**** Data excerpts
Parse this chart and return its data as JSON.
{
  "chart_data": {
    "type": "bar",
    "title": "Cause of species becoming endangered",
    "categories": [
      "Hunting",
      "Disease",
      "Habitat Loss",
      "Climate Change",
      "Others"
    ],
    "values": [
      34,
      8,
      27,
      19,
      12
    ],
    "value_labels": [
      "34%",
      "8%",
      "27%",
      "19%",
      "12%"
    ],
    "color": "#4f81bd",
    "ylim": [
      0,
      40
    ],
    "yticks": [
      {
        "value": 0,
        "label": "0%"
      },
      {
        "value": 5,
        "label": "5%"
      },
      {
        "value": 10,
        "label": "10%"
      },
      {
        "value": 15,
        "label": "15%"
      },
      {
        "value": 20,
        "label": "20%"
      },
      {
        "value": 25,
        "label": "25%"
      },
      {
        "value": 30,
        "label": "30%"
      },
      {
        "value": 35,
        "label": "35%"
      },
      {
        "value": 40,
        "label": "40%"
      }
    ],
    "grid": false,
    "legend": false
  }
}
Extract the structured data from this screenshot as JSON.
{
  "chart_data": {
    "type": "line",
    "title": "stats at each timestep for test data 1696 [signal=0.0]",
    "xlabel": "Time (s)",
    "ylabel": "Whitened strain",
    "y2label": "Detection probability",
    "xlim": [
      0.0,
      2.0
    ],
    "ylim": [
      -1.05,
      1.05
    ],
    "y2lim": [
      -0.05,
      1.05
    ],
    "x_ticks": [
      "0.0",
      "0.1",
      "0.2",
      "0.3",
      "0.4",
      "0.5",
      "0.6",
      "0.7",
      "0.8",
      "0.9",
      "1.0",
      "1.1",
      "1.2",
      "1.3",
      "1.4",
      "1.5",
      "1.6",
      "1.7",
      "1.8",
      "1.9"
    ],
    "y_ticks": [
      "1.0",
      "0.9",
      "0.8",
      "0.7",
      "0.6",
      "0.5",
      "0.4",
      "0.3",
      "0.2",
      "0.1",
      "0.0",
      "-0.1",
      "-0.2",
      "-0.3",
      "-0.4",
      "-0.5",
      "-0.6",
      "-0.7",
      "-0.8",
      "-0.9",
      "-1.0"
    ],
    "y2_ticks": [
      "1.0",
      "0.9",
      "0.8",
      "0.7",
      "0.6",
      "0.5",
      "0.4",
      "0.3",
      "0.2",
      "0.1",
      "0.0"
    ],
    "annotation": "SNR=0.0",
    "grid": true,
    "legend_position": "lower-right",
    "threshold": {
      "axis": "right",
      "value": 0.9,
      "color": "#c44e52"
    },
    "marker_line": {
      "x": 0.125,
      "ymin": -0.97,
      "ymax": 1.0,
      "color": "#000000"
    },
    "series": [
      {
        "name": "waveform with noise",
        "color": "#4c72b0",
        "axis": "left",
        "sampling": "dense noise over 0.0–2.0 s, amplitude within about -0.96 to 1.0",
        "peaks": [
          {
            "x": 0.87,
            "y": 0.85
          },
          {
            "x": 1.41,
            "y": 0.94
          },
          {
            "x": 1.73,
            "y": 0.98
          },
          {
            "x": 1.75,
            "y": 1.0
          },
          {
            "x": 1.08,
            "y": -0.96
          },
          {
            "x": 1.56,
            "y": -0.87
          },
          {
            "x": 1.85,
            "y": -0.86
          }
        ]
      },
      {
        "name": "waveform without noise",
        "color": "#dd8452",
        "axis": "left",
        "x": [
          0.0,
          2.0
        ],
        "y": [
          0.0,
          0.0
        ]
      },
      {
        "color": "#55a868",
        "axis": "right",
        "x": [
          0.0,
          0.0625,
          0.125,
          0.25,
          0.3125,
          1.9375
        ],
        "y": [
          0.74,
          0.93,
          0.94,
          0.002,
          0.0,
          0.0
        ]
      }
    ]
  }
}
********
Give a word-for-word copy of the records.

Parse this chart and return its data as JSON.
{
  "chart_data": {
    "type": "bar",
    "title": "Cause of species becoming endangered",
    "categories": [
      "Hunting",
      "Disease",
      "Habitat Loss",
      "Climate Change",
      "Others"
    ],
    "values": [
      34,
      8,
      27,
      19,
      12
    ],
    "value_labels": [
      "34%",
      "8%",
      "27%",
      "19%",
      "12%"
    ],
    "color": "#4f81bd",
    "ylim": [
      0,
      40
    ],
    "yticks": [
      {
        "value": 0,
        "label": "0%"
      },
      {
        "value": 5,
        "label": "5%"
      },
      {
        "value": 10,
        "label": "10%"
      },
      {
        "value": 15,
        "label": "15%"
      },
      {
        "value": 20,
        "label": "20%"
      },
      {
        "value": 25,
        "label": "25%"
      },
      {
        "value": 30,
        "label": "30%"
      },
      {
        "value": 35,
        "label": "35%"
      },
      {
        "value": 40,
        "label": "40%"
      }
    ],
    "grid": false,
    "legend": false
  }
}
Extract the structured data from this screenshot as JSON.
{
  "chart_data": {
    "type": "line",
    "title": "stats at each timestep for test data 1696 [signal=0.0]",
    "xlabel": "Time (s)",
    "ylabel": "Whitened strain",
    "y2label": "Detection probability",
    "xlim": [
      0.0,
      2.0
    ],
    "ylim": [
      -1.05,
      1.05
    ],
    "y2lim": [
      -0.05,
      1.05
    ],
    "x_ticks": [
      "0.0",
      "0.1",
      "0.2",
      "0.3",
      "0.4",
      "0.5",
      "0.6",
      "0.7",
      "0.8",
      "0.9",
      "1.0",
      "1.1",
      "1.2",
      "1.3",
      "1.4",
      "1.5",
      "1.6",
      "1.7",
      "1.8",
      "1.9"
    ],
    "y_ticks": [
      "1.0",
      "0.9",
      "0.8",
      "0.7",
      "0.6",
      "0.5",
      "0.4",
      "0.3",
      "0.2",
      "0.1",
      "0.0",
      "-0.1",
      "-0.2",
      "-0.3",
      "-0.4",
      "-0.5",
      "-0.6",
      "-0.7",
      "-0.8",
      "-0.9",
      "-1.0"
    ],
    "y2_ticks": [
      "1.0",
      "0.9",
      "0.8",
      "0.7",
      "0.6",
      "0.5",
      "0.4",
      "0.3",
      "0.2",
      "0.1",
      "0.0"
    ],
    "annotation": "SNR=0.0",
    "grid": true,
    "legend_position": "lower-right",
    "threshold": {
      "axis": "right",
      "value": 0.9,
      "color": "#c44e52"
    },
    "marker_line": {
      "x": 0.125,
      "ymin": -0.97,
      "ymax": 1.0,
      "color": "#000000"
    },
    "series": [
      {
        "name": "waveform with noise",
        "color": "#4c72b0",
        "axis": "left",
        "sampling": "dense noise over 0.0–2.0 s, amplitude within about -0.96 to 1.0",
        "peaks": [
          {
            "x": 0.87,
            "y": 0.85
          },
          {
            "x": 1.41,
            "y": 0.94
          },
          {
            "x": 1.73,
            "y": 0.98
          },
          {
            "x": 1.75,
            "y": 1.0
          },
          {
            "x": 1.08,
            "y": -0.96
          },
          {
            "x": 1.56,
            "y": -0.87
          },
          {
            "x": 1.85,
            "y": -0.86
          }
        ]
      },
      {
        "name": "waveform without noise",
        "color": "#dd8452",
        "axis": "left",
        "x": [
          0.0,
          2.0
        ],
        "y": [
          0.0,
          0.0
        ]
      },
      {
        "color": "#55a868",
        "axis": "right",
        "x": [
          0.0,
          0.0625,
          0.125,
          0.25,
          0.3125,
          1.9375
        ],
        "y": [
          0.74,
          0.93,
          0.94,
          0.002,
          0.0,
          0.0
        ]
      }
    ]
  }
}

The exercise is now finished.